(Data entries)

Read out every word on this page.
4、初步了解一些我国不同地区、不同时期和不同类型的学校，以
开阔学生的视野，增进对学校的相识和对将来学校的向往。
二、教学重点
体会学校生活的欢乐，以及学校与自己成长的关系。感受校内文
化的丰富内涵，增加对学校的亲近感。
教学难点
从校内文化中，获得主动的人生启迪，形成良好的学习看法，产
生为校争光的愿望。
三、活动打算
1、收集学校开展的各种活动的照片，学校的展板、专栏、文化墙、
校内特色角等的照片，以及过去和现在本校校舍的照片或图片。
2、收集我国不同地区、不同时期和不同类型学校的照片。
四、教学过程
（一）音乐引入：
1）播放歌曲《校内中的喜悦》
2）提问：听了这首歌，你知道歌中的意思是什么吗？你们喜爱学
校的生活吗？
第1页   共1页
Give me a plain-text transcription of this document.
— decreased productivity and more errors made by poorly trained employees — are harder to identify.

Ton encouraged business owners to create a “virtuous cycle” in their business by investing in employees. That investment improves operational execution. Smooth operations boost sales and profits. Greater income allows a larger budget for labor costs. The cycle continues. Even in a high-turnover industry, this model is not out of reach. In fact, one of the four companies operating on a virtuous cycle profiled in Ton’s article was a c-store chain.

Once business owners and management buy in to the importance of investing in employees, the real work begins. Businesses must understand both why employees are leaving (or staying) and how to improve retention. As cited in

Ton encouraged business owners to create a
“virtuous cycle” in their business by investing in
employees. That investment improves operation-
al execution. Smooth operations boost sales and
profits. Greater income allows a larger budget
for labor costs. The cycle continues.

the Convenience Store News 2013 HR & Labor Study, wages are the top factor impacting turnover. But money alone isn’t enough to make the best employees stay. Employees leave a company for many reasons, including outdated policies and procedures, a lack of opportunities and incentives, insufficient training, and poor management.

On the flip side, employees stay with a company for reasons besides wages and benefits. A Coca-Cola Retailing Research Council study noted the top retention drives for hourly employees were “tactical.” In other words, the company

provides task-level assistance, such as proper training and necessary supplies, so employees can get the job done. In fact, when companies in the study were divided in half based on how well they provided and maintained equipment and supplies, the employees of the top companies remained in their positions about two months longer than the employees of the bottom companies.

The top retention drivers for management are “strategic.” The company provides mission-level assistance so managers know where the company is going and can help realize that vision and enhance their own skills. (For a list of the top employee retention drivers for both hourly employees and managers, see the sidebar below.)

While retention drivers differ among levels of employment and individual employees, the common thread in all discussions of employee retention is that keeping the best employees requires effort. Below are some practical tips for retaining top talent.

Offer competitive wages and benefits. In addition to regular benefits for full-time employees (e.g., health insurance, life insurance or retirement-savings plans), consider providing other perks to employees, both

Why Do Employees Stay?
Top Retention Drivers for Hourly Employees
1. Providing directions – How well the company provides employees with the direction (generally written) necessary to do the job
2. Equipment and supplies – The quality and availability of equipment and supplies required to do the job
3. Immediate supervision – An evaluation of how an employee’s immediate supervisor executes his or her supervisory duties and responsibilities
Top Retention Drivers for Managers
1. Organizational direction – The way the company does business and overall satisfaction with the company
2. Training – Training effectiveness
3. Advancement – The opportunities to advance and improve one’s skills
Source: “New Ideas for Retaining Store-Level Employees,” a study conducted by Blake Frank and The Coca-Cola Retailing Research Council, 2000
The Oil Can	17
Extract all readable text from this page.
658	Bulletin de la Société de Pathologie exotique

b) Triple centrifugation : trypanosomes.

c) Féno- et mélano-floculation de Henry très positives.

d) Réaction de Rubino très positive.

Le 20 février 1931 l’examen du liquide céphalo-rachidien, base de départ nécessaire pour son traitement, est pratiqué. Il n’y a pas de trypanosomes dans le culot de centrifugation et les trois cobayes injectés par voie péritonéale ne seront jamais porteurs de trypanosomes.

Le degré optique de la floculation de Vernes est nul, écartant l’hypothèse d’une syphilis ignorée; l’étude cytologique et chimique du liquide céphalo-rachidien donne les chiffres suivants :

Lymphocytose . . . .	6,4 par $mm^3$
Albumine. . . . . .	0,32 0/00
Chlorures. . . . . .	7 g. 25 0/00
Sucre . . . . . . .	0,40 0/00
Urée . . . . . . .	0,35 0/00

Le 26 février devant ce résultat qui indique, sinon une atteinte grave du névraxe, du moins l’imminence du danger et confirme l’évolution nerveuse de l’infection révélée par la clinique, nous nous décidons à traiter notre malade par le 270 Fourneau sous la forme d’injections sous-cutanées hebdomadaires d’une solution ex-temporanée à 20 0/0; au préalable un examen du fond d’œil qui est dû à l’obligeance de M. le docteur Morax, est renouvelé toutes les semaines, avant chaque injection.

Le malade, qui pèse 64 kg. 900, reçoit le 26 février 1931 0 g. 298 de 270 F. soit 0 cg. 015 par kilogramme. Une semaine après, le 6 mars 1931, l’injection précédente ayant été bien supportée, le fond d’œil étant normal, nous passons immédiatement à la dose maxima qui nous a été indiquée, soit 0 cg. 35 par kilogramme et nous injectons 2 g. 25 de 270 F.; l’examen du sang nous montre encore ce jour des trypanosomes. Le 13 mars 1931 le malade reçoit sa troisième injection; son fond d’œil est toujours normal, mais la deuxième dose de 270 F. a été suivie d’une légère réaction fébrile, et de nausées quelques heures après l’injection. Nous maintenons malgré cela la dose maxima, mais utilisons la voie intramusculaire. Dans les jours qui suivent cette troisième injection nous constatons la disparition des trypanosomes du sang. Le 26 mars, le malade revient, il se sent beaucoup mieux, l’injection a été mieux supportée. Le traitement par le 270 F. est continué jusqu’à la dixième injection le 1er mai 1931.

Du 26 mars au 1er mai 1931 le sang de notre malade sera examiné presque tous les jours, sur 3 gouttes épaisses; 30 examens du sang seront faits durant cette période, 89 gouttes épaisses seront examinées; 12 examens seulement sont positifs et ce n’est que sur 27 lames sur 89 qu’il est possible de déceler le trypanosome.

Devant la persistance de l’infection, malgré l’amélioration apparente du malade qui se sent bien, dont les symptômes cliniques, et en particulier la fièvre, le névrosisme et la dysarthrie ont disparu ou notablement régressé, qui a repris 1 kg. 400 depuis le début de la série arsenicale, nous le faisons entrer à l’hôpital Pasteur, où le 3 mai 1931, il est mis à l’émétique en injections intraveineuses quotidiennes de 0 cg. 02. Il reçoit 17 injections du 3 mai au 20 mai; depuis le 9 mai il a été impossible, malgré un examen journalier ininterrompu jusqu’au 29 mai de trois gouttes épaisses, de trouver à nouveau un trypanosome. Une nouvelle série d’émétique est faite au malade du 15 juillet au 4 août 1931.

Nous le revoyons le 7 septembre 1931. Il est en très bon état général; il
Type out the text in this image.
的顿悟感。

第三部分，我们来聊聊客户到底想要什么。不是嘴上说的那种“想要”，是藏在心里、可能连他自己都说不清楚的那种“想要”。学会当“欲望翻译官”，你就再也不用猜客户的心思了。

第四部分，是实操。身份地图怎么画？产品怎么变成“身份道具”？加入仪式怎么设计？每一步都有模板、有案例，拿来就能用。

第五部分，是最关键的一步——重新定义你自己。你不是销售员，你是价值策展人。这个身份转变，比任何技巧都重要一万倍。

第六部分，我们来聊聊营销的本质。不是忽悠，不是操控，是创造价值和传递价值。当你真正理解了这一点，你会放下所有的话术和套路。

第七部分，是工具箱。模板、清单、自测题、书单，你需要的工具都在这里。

▶ Exercise task: Copy every line of the data that holds the string "text".

▶ Written response:
Give me a plain-text transcription of this document.
Extract all readable text from this page.
Type out the text in this image.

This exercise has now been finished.